**Records for the exercise:**
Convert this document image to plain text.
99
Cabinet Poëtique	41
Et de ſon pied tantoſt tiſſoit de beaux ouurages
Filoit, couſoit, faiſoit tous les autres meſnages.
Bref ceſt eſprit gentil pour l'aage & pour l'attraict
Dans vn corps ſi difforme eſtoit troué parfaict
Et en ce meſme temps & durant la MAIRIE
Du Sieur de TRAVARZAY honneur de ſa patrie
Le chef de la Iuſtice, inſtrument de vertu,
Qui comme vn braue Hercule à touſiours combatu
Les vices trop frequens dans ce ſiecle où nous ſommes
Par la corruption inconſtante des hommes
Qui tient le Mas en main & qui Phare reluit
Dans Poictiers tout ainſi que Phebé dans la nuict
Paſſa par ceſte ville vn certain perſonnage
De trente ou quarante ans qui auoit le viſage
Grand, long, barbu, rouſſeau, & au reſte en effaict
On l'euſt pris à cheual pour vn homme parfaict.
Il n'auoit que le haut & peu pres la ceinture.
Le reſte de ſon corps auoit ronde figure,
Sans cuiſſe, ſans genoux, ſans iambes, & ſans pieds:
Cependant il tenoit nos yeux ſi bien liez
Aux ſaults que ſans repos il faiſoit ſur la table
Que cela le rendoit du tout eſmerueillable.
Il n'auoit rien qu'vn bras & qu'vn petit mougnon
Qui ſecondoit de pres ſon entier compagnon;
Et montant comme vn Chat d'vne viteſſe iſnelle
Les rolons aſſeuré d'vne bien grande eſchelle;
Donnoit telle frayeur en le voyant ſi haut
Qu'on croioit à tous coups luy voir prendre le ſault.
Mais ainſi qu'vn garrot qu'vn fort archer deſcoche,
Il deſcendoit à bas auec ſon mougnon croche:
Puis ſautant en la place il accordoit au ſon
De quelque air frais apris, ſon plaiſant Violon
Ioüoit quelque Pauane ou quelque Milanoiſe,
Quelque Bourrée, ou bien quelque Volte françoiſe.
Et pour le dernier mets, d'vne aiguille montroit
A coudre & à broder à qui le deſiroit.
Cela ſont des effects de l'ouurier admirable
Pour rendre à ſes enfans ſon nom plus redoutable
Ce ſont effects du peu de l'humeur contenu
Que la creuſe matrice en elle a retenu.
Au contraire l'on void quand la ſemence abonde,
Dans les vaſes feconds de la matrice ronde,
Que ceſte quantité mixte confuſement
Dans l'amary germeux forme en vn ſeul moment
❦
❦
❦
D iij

**Given request:**
Copy out the whole listing, exactly as written.

**Complete output:**
Convert this document image to plain text.
99
Cabinet Poëtique	41
Et de ſon pied tantoſt tiſſoit de beaux ouurages
Filoit, couſoit, faiſoit tous les autres meſnages.
Bref ceſt eſprit gentil pour l'aage & pour l'attraict
Dans vn corps ſi difforme eſtoit troué parfaict
Et en ce meſme temps & durant la MAIRIE
Du Sieur de TRAVARZAY honneur de ſa patrie
Le chef de la Iuſtice, inſtrument de vertu,
Qui comme vn braue Hercule à touſiours combatu
Les vices trop frequens dans ce ſiecle où nous ſommes
Par la corruption inconſtante des hommes
Qui tient le Mas en main & qui Phare reluit
Dans Poictiers tout ainſi que Phebé dans la nuict
Paſſa par ceſte ville vn certain perſonnage
De trente ou quarante ans qui auoit le viſage
Grand, long, barbu, rouſſeau, & au reſte en effaict
On l'euſt pris à cheual pour vn homme parfaict.
Il n'auoit que le haut & peu pres la ceinture.
Le reſte de ſon corps auoit ronde figure,
Sans cuiſſe, ſans genoux, ſans iambes, & ſans pieds:
Cependant il tenoit nos yeux ſi bien liez
Aux ſaults que ſans repos il faiſoit ſur la table
Que cela le rendoit du tout eſmerueillable.
Il n'auoit rien qu'vn bras & qu'vn petit mougnon
Qui ſecondoit de pres ſon entier compagnon;
Et montant comme vn Chat d'vne viteſſe iſnelle
Les rolons aſſeuré d'vne bien grande eſchelle;
Donnoit telle frayeur en le voyant ſi haut
Qu'on croioit à tous coups luy voir prendre le ſault.
Mais ainſi qu'vn garrot qu'vn fort archer deſcoche,
Il deſcendoit à bas auec ſon mougnon croche:
Puis ſautant en la place il accordoit au ſon
De quelque air frais apris, ſon plaiſant Violon
Ioüoit quelque Pauane ou quelque Milanoiſe,
Quelque Bourrée, ou bien quelque Volte françoiſe.
Et pour le dernier mets, d'vne aiguille montroit
A coudre & à broder à qui le deſiroit.
Cela ſont des effects de l'ouurier admirable
Pour rendre à ſes enfans ſon nom plus redoutable
Ce ſont effects du peu de l'humeur contenu
Que la creuſe matrice en elle a retenu.
Au contraire l'on void quand la ſemence abonde,
Dans les vaſes feconds de la matrice ronde,
Que ceſte quantité mixte confuſement
Dans l'amary germeux forme en vn ſeul moment
❦
❦
❦
D iij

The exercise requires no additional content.